**Given request**
Please return the material below word for word, starting at its very first line and ending at the line that contains "- plot-frame: [184, 41, 934, 501]", with both of those lines included.
>> start
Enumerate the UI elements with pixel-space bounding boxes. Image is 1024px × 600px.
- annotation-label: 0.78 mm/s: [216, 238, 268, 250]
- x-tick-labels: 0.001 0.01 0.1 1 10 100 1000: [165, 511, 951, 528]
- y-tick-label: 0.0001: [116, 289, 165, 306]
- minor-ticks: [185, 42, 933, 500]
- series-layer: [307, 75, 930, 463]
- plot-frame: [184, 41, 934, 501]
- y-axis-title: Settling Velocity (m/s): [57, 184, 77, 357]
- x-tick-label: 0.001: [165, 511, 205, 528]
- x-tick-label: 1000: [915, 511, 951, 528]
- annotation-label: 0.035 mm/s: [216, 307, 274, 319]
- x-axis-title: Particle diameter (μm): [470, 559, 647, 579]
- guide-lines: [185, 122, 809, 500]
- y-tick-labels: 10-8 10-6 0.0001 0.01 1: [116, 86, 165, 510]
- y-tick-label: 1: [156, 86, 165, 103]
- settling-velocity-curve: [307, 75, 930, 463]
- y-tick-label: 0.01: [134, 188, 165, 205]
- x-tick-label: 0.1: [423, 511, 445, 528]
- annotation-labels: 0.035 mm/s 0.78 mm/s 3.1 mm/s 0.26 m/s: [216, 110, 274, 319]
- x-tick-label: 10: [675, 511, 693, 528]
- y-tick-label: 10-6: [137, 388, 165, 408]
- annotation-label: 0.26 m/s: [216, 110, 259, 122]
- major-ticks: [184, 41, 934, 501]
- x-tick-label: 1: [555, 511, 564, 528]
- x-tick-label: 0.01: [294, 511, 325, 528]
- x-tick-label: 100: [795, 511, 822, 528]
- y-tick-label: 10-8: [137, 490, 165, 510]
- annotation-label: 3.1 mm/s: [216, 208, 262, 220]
>> end
**Full response**
Enumerate the UI elements with pixel-space bounding boxes. Image is 1024px × 600px.
- annotation-label: 0.78 mm/s: [216, 238, 268, 250]
- x-tick-labels: 0.001 0.01 0.1 1 10 100 1000: [165, 511, 951, 528]
- y-tick-label: 0.0001: [116, 289, 165, 306]
- minor-ticks: [185, 42, 933, 500]
- series-layer: [307, 75, 930, 463]
- plot-frame: [184, 41, 934, 501]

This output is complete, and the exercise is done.